# [ENTRIES PROVIDED]
((
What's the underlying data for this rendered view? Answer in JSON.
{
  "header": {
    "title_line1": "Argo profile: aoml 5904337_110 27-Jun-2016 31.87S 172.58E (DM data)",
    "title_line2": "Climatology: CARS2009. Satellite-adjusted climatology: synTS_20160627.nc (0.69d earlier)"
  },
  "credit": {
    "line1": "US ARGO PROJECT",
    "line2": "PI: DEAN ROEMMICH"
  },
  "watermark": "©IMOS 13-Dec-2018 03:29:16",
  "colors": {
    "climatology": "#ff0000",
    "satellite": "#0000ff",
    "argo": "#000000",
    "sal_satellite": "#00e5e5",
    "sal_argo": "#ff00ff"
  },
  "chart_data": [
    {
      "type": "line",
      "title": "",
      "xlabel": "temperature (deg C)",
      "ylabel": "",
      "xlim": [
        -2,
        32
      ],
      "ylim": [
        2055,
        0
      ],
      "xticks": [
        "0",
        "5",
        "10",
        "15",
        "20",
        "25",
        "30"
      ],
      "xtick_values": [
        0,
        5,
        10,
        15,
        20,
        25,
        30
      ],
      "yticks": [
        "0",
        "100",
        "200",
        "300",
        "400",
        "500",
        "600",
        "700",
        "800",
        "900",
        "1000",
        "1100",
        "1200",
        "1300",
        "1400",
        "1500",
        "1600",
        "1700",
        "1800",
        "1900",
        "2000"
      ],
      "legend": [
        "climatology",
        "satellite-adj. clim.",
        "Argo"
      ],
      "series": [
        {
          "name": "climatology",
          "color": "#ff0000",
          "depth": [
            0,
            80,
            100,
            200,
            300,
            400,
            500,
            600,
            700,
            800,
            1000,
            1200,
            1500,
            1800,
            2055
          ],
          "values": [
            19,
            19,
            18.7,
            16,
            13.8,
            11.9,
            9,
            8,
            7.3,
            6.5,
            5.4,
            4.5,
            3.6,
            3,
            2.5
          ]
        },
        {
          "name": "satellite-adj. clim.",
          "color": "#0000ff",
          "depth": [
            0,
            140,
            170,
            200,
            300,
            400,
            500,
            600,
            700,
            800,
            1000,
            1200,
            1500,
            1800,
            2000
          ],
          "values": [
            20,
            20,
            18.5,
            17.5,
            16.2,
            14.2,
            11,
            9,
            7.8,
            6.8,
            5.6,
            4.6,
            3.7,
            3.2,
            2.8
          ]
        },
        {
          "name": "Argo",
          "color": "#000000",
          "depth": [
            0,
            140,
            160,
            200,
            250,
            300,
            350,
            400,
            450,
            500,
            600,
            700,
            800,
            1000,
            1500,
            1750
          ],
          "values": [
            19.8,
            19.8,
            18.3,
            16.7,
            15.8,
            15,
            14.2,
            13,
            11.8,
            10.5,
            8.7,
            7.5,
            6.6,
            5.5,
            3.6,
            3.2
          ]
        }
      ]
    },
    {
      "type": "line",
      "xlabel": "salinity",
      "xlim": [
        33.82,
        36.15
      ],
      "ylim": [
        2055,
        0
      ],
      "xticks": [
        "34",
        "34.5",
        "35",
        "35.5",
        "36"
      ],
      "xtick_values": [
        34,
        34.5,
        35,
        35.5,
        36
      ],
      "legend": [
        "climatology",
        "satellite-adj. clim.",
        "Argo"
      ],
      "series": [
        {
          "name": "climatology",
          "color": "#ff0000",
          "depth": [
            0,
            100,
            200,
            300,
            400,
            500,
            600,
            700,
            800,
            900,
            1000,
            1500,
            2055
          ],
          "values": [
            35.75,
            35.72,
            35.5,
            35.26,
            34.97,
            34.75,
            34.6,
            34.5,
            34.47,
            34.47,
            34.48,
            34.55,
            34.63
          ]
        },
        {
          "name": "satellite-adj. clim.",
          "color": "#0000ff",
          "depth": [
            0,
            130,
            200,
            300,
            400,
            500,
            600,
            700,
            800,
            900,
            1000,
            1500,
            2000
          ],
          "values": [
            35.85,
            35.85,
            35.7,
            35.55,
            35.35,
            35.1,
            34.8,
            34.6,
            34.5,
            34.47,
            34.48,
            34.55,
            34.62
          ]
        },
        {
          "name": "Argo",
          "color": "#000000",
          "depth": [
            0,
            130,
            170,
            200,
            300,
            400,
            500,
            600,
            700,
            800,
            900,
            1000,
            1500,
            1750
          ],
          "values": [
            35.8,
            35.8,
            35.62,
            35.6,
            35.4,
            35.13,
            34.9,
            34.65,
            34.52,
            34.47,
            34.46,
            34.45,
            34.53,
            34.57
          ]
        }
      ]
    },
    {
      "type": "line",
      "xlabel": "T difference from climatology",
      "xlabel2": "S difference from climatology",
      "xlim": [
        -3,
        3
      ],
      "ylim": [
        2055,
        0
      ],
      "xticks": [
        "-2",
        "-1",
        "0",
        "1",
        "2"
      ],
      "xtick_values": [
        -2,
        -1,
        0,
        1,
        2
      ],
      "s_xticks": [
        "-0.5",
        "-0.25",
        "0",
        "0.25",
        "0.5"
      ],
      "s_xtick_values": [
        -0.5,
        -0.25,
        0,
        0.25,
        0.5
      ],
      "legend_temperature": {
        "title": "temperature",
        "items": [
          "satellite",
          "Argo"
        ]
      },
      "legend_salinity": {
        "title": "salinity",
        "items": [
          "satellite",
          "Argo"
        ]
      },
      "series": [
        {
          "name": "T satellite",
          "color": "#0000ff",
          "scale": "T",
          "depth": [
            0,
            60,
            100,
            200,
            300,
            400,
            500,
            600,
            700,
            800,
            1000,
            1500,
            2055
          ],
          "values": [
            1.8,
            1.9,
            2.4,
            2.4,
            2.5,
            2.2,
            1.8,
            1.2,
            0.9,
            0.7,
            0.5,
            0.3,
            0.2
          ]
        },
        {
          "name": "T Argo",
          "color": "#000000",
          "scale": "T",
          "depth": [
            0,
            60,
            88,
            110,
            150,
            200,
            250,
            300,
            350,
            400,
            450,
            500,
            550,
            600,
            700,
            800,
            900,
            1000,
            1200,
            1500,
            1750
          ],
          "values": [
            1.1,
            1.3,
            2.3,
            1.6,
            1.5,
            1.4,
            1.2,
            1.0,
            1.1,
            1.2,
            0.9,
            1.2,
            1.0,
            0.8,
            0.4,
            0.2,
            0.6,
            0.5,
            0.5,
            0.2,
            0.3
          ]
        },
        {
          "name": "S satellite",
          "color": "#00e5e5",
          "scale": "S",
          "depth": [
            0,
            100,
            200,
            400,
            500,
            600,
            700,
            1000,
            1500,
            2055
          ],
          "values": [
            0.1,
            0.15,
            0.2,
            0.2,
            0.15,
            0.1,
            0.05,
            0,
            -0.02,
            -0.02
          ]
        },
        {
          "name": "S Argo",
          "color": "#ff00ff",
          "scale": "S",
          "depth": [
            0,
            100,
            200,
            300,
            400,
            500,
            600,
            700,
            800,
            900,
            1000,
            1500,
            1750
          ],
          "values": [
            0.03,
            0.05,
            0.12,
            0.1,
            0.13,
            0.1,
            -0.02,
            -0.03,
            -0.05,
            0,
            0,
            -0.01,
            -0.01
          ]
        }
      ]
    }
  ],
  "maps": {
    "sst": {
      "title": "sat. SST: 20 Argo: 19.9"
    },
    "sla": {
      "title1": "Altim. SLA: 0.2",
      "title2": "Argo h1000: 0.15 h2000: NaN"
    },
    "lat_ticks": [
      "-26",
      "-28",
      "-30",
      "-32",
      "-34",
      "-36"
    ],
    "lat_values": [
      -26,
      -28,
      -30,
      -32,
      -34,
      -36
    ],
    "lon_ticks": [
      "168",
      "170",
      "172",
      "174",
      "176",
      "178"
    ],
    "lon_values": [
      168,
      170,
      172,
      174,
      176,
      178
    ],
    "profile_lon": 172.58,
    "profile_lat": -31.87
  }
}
))
# [REQUIRED TASK]
Find the lines above that include the string "from" and copy them.

# [ANSWER TO THIS TASK]
      "xlabel": "T difference from climatology",
      "xlabel2": "S difference from climatology",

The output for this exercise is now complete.